TASK MATERIAL start

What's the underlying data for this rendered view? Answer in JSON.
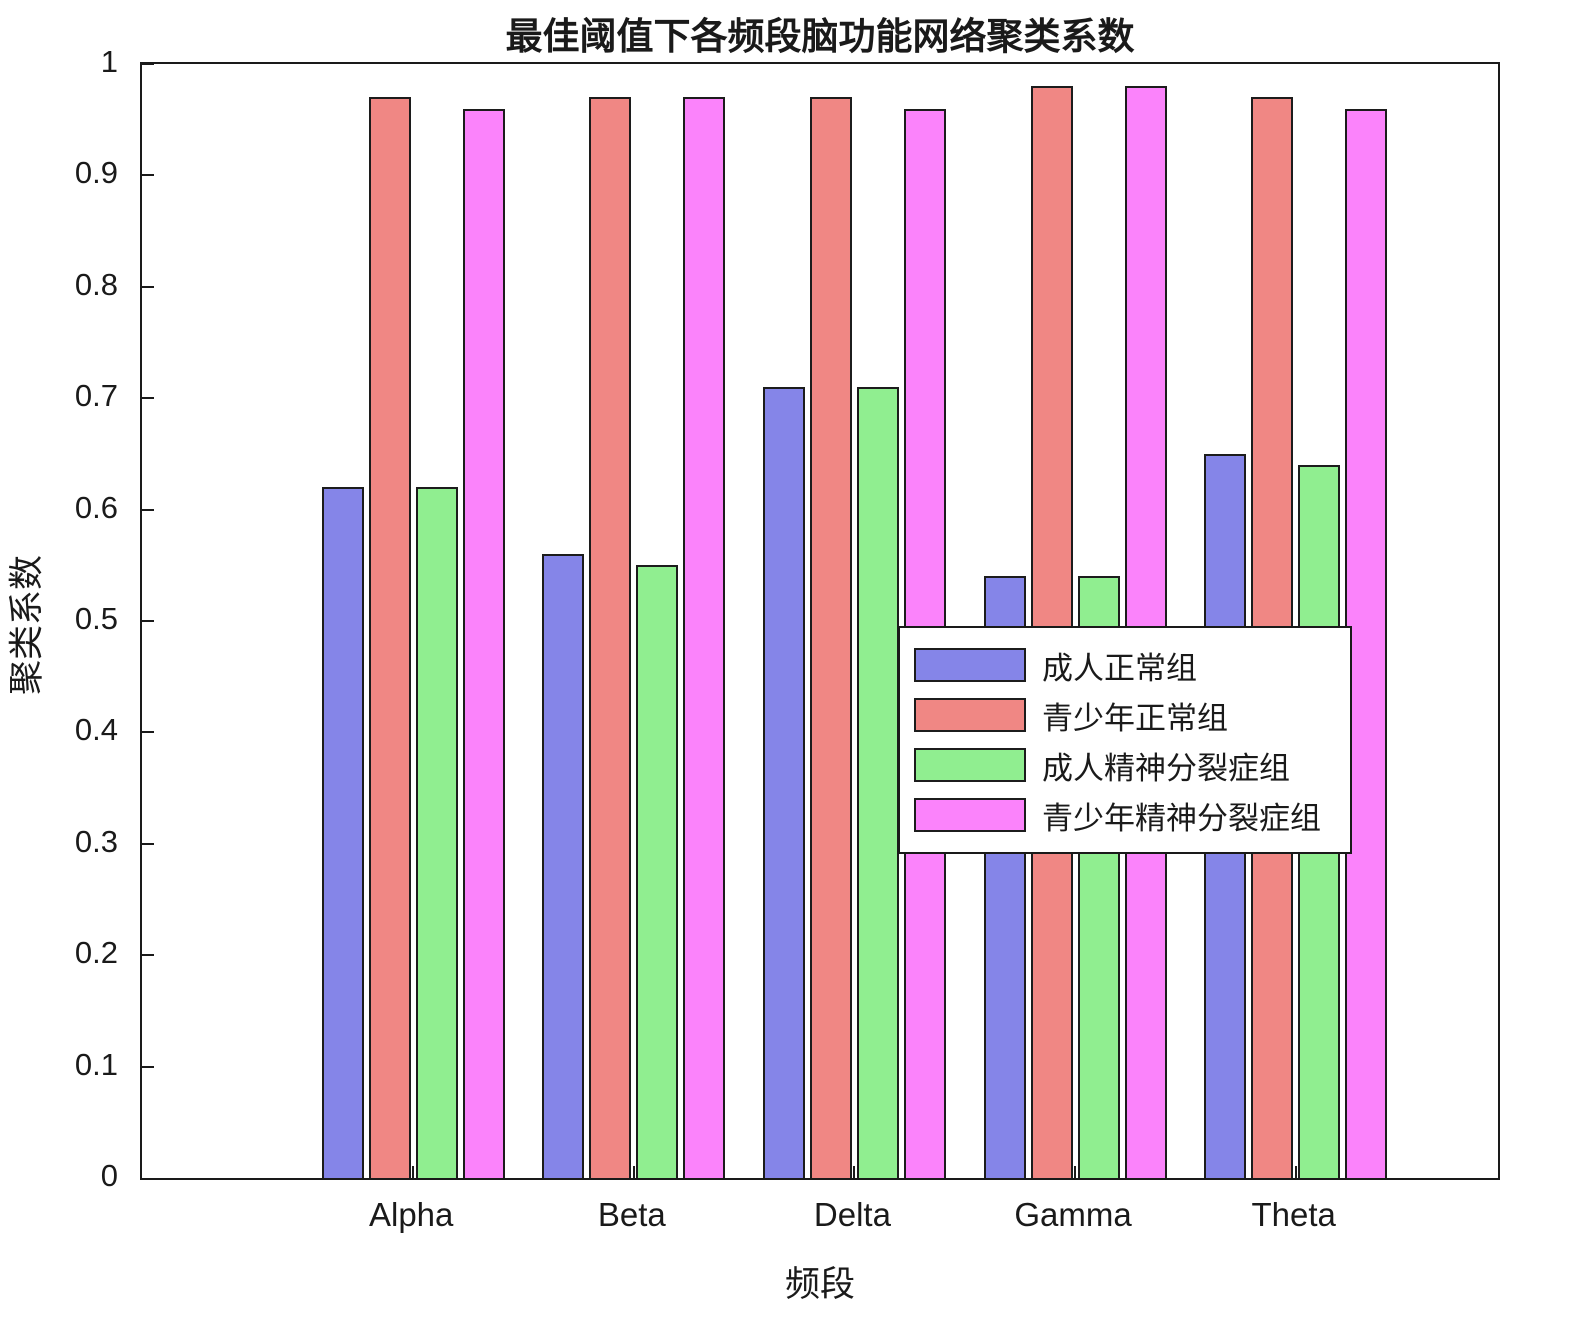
{
  "chart_data": {
    "type": "bar",
    "title": "最佳阈值下各频段脑功能网络聚类系数",
    "xlabel": "频段",
    "ylabel": "聚类系数",
    "ylim": [
      0,
      1
    ],
    "yticks": [
      0,
      0.1,
      0.2,
      0.3,
      0.4,
      0.5,
      0.6,
      0.7,
      0.8,
      0.9,
      1
    ],
    "ytick_labels": [
      "0",
      "0.1",
      "0.2",
      "0.3",
      "0.4",
      "0.5",
      "0.6",
      "0.7",
      "0.8",
      "0.9",
      "1"
    ],
    "categories": [
      "Alpha",
      "Beta",
      "Delta",
      "Gamma",
      "Theta"
    ],
    "series": [
      {
        "name": "成人正常组",
        "color": "#8585E8",
        "values": [
          0.62,
          0.56,
          0.71,
          0.54,
          0.65
        ]
      },
      {
        "name": "青少年正常组",
        "color": "#F08784",
        "values": [
          0.97,
          0.97,
          0.97,
          0.98,
          0.97
        ]
      },
      {
        "name": "成人精神分裂症组",
        "color": "#90EE90",
        "values": [
          0.62,
          0.55,
          0.71,
          0.54,
          0.64
        ]
      },
      {
        "name": "青少年精神分裂症组",
        "color": "#FB83FB",
        "values": [
          0.96,
          0.97,
          0.96,
          0.98,
          0.96
        ]
      }
    ],
    "grid": false,
    "legend_position": "middle-right",
    "axis_color": "#1a1a1a",
    "bar_edge_color": "#1c1c1c"
  }
}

TASK MATERIAL end

* [TASK PROMPT]:
Reproduce each entry precisely. Leave the pictures out.

* [EXERCISE ANSWER]:
What's the underlying data for this rendered view? Answer in JSON.
{
  "chart_data": {
    "type": "bar",
    "title": "最佳阈值下各频段脑功能网络聚类系数",
    "xlabel": "频段",
    "ylabel": "聚类系数",
    "ylim": [
      0,
      1
    ],
    "yticks": [
      0,
      0.1,
      0.2,
      0.3,
      0.4,
      0.5,
      0.6,
      0.7,
      0.8,
      0.9,
      1
    ],
    "ytick_labels": [
      "0",
      "0.1",
      "0.2",
      "0.3",
      "0.4",
      "0.5",
      "0.6",
      "0.7",
      "0.8",
      "0.9",
      "1"
    ],
    "categories": [
      "Alpha",
      "Beta",
      "Delta",
      "Gamma",
      "Theta"
    ],
    "series": [
      {
        "name": "成人正常组",
        "color": "#8585E8",
        "values": [
          0.62,
          0.56,
          0.71,
          0.54,
          0.65
        ]
      },
      {
        "name": "青少年正常组",
        "color": "#F08784",
        "values": [
          0.97,
          0.97,
          0.97,
          0.98,
          0.97
        ]
      },
      {
        "name": "成人精神分裂症组",
        "color": "#90EE90",
        "values": [
          0.62,
          0.55,
          0.71,
          0.54,
          0.64
        ]
      },
      {
        "name": "青少年精神分裂症组",
        "color": "#FB83FB",
        "values": [
          0.96,
          0.97,
          0.96,
          0.98,
          0.96
        ]
      }
    ],
    "grid": false,
    "legend_position": "middle-right",
    "axis_color": "#1a1a1a",
    "bar_edge_color": "#1c1c1c"
  }
}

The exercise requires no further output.